LISTING =
+ + + +

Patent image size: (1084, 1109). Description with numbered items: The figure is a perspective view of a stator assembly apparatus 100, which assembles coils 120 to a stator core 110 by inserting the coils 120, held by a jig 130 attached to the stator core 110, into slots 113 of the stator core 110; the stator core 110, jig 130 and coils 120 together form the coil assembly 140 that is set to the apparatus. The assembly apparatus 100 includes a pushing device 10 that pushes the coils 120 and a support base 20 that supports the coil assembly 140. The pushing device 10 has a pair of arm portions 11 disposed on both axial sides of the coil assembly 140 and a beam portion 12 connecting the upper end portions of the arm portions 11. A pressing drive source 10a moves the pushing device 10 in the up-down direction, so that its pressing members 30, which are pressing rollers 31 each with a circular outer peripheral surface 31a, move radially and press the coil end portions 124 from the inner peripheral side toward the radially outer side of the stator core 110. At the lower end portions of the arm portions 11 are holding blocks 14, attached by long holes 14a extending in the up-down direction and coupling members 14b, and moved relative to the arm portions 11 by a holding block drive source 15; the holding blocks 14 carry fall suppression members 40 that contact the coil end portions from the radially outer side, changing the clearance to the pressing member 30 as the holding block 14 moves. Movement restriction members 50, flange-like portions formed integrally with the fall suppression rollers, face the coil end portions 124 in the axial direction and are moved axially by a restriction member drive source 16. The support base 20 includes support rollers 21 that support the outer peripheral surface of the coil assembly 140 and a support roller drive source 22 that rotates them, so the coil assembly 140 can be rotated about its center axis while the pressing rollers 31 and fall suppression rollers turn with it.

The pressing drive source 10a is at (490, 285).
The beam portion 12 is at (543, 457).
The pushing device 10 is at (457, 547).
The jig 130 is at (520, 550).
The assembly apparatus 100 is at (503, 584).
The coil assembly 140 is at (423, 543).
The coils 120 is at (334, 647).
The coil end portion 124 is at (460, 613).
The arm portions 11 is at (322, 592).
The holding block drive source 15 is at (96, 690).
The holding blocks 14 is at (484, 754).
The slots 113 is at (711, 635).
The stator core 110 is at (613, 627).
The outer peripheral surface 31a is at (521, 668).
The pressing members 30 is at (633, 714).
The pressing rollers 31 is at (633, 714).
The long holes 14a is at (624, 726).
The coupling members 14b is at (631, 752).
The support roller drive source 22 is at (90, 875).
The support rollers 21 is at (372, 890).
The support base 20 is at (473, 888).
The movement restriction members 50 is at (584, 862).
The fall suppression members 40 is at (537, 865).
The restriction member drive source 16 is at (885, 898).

+ + + +

TASK STATEMENT = Pick out each line of the records above that contains the word "surface", and copy those lines. Case counts.

EXERCISE RESULT =
Patent image size: (1084, 1109). Description with numbered items: The figure is a perspective view of a stator assembly apparatus 100, which assembles coils 120 to a stator core 110 by inserting the coils 120, held by a jig 130 attached to the stator core 110, into slots 113 of the stator core 110; the stator core 110, jig 130 and coils 120 together form the coil assembly 140 that is set to the apparatus. The assembly apparatus 100 includes a pushing device 10 that pushes the coils 120 and a support base 20 that supports the coil assembly 140. The pushing device 10 has a pair of arm portions 11 disposed on both axial sides of the coil assembly 140 and a beam portion 12 connecting the upper end portions of the arm portions 11. A pressing drive source 10a moves the pushing device 10 in the up-down direction, so that its pressing members 30, which are pressing rollers 31 each with a circular outer peripheral surface 31a, move radially and press the coil end portions 124 from the inner peripheral side toward the radially outer side of the stator core 110. At the lower end portions of the arm portions 11 are holding blocks 14, attached by long holes 14a extending in the up-down direction and coupling members 14b, and moved relative to the arm portions 11 by a holding block drive source 15; the holding blocks 14 carry fall suppression members 40 that contact the coil end portions from the radially outer side, changing the clearance to the pressing member 30 as the holding block 14 moves. Movement restriction members 50, flange-like portions formed integrally with the fall suppression rollers, face the coil end portions 124 in the axial direction and are moved axially by a restriction member drive source 16. The support base 20 includes support rollers 21 that support the outer peripheral surface of the coil assembly 140 and a support roller drive source 22 that rotates them, so the coil assembly 140 can be rotated about its center axis while the pressing rollers 31 and fall suppression rollers turn with it.
The outer peripheral surface 31a is at (521, 668).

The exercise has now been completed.